• **Record list**:
=======
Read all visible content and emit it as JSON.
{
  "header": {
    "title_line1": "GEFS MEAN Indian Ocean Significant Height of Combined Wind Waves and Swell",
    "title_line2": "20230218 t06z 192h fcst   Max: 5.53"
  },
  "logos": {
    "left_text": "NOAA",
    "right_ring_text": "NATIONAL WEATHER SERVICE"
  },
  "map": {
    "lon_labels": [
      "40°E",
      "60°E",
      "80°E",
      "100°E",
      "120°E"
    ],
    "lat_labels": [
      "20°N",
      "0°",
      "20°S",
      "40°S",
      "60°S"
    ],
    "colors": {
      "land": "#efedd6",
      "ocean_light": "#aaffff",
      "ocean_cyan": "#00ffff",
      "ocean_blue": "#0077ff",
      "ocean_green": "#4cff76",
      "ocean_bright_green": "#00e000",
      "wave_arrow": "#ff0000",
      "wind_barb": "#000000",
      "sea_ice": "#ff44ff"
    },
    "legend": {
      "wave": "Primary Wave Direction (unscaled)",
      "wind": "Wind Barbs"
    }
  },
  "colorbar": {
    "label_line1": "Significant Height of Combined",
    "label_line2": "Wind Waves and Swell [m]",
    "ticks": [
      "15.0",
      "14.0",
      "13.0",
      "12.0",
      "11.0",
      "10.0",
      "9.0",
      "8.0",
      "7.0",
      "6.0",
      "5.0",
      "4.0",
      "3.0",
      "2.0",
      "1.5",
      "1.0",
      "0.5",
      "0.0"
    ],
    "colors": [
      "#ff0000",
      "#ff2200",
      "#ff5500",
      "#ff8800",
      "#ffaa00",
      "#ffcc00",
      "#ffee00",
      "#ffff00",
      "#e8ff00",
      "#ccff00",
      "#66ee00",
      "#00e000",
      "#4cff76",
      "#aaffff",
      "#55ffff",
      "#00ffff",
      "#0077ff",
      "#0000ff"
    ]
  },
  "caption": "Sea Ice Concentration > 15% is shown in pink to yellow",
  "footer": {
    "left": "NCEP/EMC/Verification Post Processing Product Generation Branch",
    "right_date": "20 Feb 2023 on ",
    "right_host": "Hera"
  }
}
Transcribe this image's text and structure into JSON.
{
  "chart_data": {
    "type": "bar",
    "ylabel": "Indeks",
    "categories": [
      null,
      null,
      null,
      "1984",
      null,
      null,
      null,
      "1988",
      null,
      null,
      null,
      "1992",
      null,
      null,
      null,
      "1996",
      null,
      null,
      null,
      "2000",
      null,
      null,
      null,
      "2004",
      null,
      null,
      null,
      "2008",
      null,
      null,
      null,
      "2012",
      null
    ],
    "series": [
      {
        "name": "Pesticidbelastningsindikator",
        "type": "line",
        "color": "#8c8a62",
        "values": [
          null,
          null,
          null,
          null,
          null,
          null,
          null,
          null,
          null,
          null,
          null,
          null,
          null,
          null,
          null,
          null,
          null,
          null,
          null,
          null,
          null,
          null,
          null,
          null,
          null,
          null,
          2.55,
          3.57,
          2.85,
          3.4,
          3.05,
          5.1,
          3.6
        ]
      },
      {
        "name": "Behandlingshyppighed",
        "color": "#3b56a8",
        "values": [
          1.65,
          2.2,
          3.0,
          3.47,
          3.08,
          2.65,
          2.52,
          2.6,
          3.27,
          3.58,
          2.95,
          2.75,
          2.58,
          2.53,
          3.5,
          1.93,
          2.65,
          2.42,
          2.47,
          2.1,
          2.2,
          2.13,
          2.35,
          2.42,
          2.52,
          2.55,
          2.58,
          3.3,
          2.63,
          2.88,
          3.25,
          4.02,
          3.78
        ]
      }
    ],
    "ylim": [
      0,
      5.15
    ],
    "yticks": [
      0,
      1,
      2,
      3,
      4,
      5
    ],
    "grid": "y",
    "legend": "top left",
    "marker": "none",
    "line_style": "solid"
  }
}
=======
• **Problem to work on**: Pull every line containing the word "Waves" out of the entries above.

• **Task output**:
    "title_line1": "GEFS MEAN Indian Ocean Significant Height of Combined Wind Waves and Swell",
    "label_line2": "Wind Waves and Swell [m]",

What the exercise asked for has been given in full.